[Start]
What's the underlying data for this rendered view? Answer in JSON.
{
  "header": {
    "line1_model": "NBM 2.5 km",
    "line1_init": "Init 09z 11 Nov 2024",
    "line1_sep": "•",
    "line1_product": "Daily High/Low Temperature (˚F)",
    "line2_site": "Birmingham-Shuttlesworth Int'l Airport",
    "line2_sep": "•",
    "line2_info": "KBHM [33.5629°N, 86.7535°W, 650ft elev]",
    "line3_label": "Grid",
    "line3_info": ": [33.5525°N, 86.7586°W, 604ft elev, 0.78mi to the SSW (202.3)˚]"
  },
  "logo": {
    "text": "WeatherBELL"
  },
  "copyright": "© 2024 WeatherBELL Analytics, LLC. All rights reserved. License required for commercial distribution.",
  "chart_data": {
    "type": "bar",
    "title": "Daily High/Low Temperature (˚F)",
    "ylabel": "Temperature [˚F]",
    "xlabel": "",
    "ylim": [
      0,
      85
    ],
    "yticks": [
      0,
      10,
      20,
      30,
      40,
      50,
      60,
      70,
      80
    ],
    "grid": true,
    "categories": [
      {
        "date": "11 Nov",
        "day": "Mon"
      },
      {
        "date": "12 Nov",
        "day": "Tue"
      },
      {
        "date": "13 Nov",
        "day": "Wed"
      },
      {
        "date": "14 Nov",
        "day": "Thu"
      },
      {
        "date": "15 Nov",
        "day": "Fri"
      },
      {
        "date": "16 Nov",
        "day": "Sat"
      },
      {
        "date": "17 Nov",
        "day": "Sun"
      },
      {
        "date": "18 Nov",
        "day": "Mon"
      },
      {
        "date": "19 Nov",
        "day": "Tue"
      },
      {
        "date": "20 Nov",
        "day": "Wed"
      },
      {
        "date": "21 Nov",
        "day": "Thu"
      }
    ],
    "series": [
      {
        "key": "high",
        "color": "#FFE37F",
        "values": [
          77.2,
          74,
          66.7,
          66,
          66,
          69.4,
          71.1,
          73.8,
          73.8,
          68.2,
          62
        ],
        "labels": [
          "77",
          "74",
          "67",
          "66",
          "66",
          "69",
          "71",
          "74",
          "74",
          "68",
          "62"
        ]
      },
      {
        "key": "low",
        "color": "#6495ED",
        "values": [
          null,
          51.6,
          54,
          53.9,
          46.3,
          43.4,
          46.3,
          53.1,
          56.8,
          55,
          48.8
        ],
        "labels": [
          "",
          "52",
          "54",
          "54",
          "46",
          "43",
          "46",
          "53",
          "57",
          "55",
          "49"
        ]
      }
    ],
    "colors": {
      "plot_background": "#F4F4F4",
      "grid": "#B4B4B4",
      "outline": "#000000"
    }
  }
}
[End]
## STATED TASK:
Return the whole listing exactly.

## RESULT FOR THIS TASK:
What's the underlying data for this rendered view? Answer in JSON.
{
  "header": {
    "line1_model": "NBM 2.5 km",
    "line1_init": "Init 09z 11 Nov 2024",
    "line1_sep": "•",
    "line1_product": "Daily High/Low Temperature (˚F)",
    "line2_site": "Birmingham-Shuttlesworth Int'l Airport",
    "line2_sep": "•",
    "line2_info": "KBHM [33.5629°N, 86.7535°W, 650ft elev]",
    "line3_label": "Grid",
    "line3_info": ": [33.5525°N, 86.7586°W, 604ft elev, 0.78mi to the SSW (202.3)˚]"
  },
  "logo": {
    "text": "WeatherBELL"
  },
  "copyright": "© 2024 WeatherBELL Analytics, LLC. All rights reserved. License required for commercial distribution.",
  "chart_data": {
    "type": "bar",
    "title": "Daily High/Low Temperature (˚F)",
    "ylabel": "Temperature [˚F]",
    "xlabel": "",
    "ylim": [
      0,
      85
    ],
    "yticks": [
      0,
      10,
      20,
      30,
      40,
      50,
      60,
      70,
      80
    ],
    "grid": true,
    "categories": [
      {
        "date": "11 Nov",
        "day": "Mon"
      },
      {
        "date": "12 Nov",
        "day": "Tue"
      },
      {
        "date": "13 Nov",
        "day": "Wed"
      },
      {
        "date": "14 Nov",
        "day": "Thu"
      },
      {
        "date": "15 Nov",
        "day": "Fri"
      },
      {
        "date": "16 Nov",
        "day": "Sat"
      },
      {
        "date": "17 Nov",
        "day": "Sun"
      },
      {
        "date": "18 Nov",
        "day": "Mon"
      },
      {
        "date": "19 Nov",
        "day": "Tue"
      },
      {
        "date": "20 Nov",
        "day": "Wed"
      },
      {
        "date": "21 Nov",
        "day": "Thu"
      }
    ],
    "series": [
      {
        "key": "high",
        "color": "#FFE37F",
        "values": [
          77.2,
          74,
          66.7,
          66,
          66,
          69.4,
          71.1,
          73.8,
          73.8,
          68.2,
          62
        ],
        "labels": [
          "77",
          "74",
          "67",
          "66",
          "66",
          "69",
          "71",
          "74",
          "74",
          "68",
          "62"
        ]
      },
      {
        "key": "low",
        "color": "#6495ED",
        "values": [
          null,
          51.6,
          54,
          53.9,
          46.3,
          43.4,
          46.3,
          53.1,
          56.8,
          55,
          48.8
        ],
        "labels": [
          "",
          "52",
          "54",
          "54",
          "46",
          "43",
          "46",
          "53",
          "57",
          "55",
          "49"
        ]
      }
    ],
    "colors": {
      "plot_background": "#F4F4F4",
      "grid": "#B4B4B4",
      "outline": "#000000"
    }
  }
}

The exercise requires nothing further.